Description of the task: Reproduce the rows below, swapping every "legend-swatch" for "legend-marker" and leaving everything else unchanged.

(Bounding box entries)
---*---
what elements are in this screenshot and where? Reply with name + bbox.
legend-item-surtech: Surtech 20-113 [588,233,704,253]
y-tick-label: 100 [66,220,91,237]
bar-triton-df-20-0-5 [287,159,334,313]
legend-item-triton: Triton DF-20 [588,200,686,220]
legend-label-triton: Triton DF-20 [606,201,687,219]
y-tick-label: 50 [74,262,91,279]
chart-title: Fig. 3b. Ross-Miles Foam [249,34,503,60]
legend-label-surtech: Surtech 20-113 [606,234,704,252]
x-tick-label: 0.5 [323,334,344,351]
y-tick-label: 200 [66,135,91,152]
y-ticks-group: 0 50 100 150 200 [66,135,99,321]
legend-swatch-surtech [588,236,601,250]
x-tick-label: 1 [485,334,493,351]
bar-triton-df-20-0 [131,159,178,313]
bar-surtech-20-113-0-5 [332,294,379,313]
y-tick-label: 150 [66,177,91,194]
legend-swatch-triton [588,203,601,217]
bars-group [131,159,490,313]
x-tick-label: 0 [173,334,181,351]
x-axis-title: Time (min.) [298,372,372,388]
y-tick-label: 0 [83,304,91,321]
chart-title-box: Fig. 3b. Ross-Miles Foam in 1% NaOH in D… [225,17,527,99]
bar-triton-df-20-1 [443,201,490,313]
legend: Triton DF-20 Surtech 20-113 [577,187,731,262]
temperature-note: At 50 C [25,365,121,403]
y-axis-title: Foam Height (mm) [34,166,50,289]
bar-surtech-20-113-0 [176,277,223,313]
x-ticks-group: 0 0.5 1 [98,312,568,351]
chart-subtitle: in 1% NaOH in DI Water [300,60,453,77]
---*---
Output of the exercise:
what elements are in this screenshot and where? Reply with name + bbox.
legend-item-surtech: Surtech 20-113 [588,233,704,253]
y-tick-label: 100 [66,220,91,237]
bar-triton-df-20-0-5 [287,159,334,313]
legend-item-triton: Triton DF-20 [588,200,686,220]
legend-label-triton: Triton DF-20 [606,201,687,219]
y-tick-label: 50 [74,262,91,279]
chart-title: Fig. 3b. Ross-Miles Foam [249,34,503,60]
legend-label-surtech: Surtech 20-113 [606,234,704,252]
x-tick-label: 0.5 [323,334,344,351]
y-tick-label: 200 [66,135,91,152]
y-ticks-group: 0 50 100 150 200 [66,135,99,321]
legend-marker-surtech [588,236,601,250]
x-tick-label: 1 [485,334,493,351]
bar-triton-df-20-0 [131,159,178,313]
bar-surtech-20-113-0-5 [332,294,379,313]
y-tick-label: 150 [66,177,91,194]
legend-marker-triton [588,203,601,217]
bars-group [131,159,490,313]
x-tick-label: 0 [173,334,181,351]
x-axis-title: Time (min.) [298,372,372,388]
y-tick-label: 0 [83,304,91,321]
chart-title-box: Fig. 3b. Ross-Miles Foam in 1% NaOH in D… [225,17,527,99]
bar-triton-df-20-1 [443,201,490,313]
legend: Triton DF-20 Surtech 20-113 [577,187,731,262]
temperature-note: At 50 C [25,365,121,403]
y-axis-title: Foam Height (mm) [34,166,50,289]
bar-surtech-20-113-0 [176,277,223,313]
x-ticks-group: 0 0.5 1 [98,312,568,351]
chart-subtitle: in 1% NaOH in DI Water [300,60,453,77]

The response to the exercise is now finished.